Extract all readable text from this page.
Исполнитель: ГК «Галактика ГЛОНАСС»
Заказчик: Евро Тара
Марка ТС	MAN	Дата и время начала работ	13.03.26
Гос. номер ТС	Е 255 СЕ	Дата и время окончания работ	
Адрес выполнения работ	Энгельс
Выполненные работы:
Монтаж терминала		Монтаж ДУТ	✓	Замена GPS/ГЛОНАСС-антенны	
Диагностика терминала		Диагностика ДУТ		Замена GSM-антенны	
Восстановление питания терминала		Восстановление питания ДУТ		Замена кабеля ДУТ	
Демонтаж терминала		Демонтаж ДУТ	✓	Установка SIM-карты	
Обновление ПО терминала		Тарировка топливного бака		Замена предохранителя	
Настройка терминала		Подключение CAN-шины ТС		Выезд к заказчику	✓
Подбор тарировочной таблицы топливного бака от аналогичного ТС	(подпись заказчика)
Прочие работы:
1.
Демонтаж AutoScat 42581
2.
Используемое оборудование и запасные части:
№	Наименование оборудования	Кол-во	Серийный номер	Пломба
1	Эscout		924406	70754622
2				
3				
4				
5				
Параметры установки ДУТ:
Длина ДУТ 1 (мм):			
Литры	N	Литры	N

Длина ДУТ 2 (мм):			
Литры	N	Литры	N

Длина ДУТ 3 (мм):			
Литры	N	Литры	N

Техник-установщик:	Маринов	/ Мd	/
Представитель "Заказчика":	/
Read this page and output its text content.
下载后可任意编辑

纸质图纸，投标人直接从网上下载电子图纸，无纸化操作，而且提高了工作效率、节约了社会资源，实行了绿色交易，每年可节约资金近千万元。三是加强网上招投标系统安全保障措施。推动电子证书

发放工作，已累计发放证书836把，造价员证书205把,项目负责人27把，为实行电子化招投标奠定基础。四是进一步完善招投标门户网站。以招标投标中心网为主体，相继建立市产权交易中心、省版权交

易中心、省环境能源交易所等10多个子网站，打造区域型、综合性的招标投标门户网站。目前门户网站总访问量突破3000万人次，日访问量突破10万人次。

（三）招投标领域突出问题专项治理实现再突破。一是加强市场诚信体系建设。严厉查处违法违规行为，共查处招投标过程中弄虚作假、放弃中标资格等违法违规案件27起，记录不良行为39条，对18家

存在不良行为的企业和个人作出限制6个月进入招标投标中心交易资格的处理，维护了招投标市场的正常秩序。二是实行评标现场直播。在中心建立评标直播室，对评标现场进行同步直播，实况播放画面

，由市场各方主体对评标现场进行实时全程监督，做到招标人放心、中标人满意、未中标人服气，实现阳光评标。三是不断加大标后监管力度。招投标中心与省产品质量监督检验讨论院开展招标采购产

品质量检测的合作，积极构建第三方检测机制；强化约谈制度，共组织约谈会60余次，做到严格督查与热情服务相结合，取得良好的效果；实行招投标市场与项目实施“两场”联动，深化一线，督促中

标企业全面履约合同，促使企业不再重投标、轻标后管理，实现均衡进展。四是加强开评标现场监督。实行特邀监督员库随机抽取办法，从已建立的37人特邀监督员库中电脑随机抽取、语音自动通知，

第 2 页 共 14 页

####################

List each line in the listing that contains the string "text".

Extract all readable text from this page.
Read this page and output its text content.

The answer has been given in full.